And Plaid Cymru seemingly content to help bury the truth too. Could it be that its former leader was just too close to the complainants who led to Sargeant being sacked?
https://walesnewsonline.com/labour-and-plaid-cymru-block-assembly-vote-on-full-release-of-carl-sargeant-leak-inquiry/
Almost certainly.
A casual observer will also notice that the ‘loans’ are secured on the land assets rather than the buildings. This suggests that secured value is not in ‘renovation’ but banking of land, payoff being the possibility of future new property development. Henry Neville Moser is the ultimate owner of Together Commercial Finance Ltd who financed the deal.
He has a history.
https://news.sky.com/story/mortgage-tycoon-eyes-800m-sale-windfall-10381987
and
https://www.fca.org.uk/publication/final-notices/henry-moser.pdf
It does appear that the financial packages arranged for Shire Hall in Llangefni as well as the previous endeavour at Glynllifon is at the more peripheral end of the mortgage market. Buildings crumble, enterprises carry risk, but the land is a permanent fixture.
Together Commercial Finance is a pay-day loan company for businesses. If you borrow from Together it says quite a bit about your credit rating.
When Paul and Rowena Williams started out in 2015 they were getting mortgages or loans from NatWest, and they now owe over £6m which NatWest is very unlikely to see. Which is why, for their more recent ventures in north Gwynedd, they’ve had to rely on Together Commercial Finance Ltd.
Unlike an individual who has a “pay-day”, commercial loans are different. Return occurs when the asset is sold. In the case of land speculation, the value paid per acre being the principle sum, plus the compounded interest that has accumulated. Shire Hall and Glynllifon are not going concerns, just property speculation.
This building looks like it should be listed. If it hasn’t been, the community council have the remit (if not the inclination) to fix that. Any restrictions imposed on this undesirable through listing will certainly be of benefit to Llangefni.
It is Grade II listed.

Source information ->
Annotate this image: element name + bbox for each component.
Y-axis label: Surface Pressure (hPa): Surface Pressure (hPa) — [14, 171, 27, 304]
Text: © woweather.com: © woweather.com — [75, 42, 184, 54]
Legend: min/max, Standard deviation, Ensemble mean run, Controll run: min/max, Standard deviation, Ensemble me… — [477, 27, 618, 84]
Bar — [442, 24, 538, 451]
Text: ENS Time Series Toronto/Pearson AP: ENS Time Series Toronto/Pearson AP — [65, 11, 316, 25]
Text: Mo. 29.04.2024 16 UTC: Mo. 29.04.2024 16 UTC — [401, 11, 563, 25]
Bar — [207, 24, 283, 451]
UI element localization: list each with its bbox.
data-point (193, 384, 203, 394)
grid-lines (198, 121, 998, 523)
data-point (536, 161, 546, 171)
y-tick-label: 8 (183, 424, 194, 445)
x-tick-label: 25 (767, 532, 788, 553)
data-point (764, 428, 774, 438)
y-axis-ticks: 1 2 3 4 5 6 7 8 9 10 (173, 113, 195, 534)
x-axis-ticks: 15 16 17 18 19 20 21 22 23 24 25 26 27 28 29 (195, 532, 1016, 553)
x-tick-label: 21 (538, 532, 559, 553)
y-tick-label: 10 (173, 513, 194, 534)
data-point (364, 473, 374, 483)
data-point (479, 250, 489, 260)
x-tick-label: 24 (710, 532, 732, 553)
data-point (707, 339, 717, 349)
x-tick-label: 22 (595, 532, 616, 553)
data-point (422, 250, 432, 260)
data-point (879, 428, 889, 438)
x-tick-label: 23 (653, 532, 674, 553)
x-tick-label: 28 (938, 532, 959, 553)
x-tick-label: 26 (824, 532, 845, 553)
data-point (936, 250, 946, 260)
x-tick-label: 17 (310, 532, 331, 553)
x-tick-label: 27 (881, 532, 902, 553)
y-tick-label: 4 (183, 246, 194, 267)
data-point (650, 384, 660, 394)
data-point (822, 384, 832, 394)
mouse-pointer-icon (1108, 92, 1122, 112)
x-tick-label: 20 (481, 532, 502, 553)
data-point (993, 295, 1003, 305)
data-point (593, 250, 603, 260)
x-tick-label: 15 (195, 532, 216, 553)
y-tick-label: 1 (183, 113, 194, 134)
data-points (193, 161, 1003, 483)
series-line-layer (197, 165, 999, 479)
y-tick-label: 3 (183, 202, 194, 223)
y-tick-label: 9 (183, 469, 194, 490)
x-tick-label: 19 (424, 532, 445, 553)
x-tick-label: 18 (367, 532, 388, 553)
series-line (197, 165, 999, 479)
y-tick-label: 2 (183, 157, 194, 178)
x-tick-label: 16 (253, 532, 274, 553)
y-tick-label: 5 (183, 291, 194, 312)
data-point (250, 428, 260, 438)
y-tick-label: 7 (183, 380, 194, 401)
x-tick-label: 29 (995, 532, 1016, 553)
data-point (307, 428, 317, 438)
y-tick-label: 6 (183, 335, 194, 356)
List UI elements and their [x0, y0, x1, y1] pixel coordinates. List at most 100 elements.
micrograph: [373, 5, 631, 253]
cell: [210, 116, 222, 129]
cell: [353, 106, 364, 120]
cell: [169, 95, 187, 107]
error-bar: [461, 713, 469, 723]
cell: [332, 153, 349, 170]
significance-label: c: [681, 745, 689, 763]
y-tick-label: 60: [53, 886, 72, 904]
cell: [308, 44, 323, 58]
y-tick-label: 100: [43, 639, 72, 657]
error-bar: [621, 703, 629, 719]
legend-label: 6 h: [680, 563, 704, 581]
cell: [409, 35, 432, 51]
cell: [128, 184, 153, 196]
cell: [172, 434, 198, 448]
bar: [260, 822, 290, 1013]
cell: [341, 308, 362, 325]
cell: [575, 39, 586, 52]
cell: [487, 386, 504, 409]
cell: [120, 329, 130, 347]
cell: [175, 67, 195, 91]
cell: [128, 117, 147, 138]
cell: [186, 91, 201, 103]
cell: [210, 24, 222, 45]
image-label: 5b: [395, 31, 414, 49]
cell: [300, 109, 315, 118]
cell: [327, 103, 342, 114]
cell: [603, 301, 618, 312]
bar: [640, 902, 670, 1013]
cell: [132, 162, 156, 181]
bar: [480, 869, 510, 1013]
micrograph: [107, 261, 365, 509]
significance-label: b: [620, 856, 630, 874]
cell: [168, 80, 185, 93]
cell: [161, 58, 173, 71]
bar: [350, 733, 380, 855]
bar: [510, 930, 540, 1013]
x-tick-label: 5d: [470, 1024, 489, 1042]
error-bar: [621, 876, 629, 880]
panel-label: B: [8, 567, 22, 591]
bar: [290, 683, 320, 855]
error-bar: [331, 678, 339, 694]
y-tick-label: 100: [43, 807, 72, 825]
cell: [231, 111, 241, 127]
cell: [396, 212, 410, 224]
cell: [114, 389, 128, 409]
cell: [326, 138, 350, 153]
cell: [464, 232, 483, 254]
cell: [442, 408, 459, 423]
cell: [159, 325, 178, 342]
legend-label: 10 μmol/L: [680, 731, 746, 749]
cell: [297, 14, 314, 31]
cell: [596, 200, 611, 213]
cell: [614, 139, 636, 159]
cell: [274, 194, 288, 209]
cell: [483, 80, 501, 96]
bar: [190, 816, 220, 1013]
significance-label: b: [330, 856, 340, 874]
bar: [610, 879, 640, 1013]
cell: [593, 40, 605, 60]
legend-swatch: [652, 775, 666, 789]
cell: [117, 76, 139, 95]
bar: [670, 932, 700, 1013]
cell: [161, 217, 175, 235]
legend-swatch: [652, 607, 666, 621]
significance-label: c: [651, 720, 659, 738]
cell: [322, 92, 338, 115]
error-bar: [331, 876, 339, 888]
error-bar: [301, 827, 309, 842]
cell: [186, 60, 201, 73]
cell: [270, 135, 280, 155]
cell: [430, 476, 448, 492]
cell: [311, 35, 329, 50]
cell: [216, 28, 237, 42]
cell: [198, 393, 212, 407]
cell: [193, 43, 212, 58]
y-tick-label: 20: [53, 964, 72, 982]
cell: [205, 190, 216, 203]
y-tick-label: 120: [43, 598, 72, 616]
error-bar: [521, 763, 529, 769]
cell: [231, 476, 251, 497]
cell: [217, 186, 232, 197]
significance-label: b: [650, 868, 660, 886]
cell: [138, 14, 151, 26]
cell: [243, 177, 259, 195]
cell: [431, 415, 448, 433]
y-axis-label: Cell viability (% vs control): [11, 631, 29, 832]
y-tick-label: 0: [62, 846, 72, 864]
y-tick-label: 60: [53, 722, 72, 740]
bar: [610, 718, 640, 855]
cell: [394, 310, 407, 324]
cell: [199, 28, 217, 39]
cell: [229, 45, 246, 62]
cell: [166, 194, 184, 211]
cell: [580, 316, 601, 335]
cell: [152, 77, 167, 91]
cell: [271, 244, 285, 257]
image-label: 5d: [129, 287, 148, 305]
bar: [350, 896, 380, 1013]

Tasks to carry out ->
1. In the text passage, who is named as the ultimate owner of Together Commercial Finance Ltd?
2. Return the portion of the text passage starting with "When Paul and" and going on through "benefit to Llangefni.", copied word for word.

Task-by-task outputs ->
1. Henry Neville Moser

2.
When Paul and Rowena Williams started out in 2015 they were getting mortgages or loans from NatWest, and they now owe over £6m which NatWest is very unlikely to see. Which is why, for their more recent ventures in north Gwynedd, they’ve had to rely on Together Commercial Finance Ltd.
Unlike an individual who has a “pay-day”, commercial loans are different. Return occurs when the asset is sold. In the case of land speculation, the value paid per acre being the principle sum, plus the compounded interest that has accumulated. Shire Hall and Glynllifon are not going concerns, just property speculation.
This building looks like it should be listed. If it hasn’t been, the community council have the remit (if not the inclination) to fix that. Any restrictions imposed on this undesirable through listing will certainly be of benefit to Llangefni.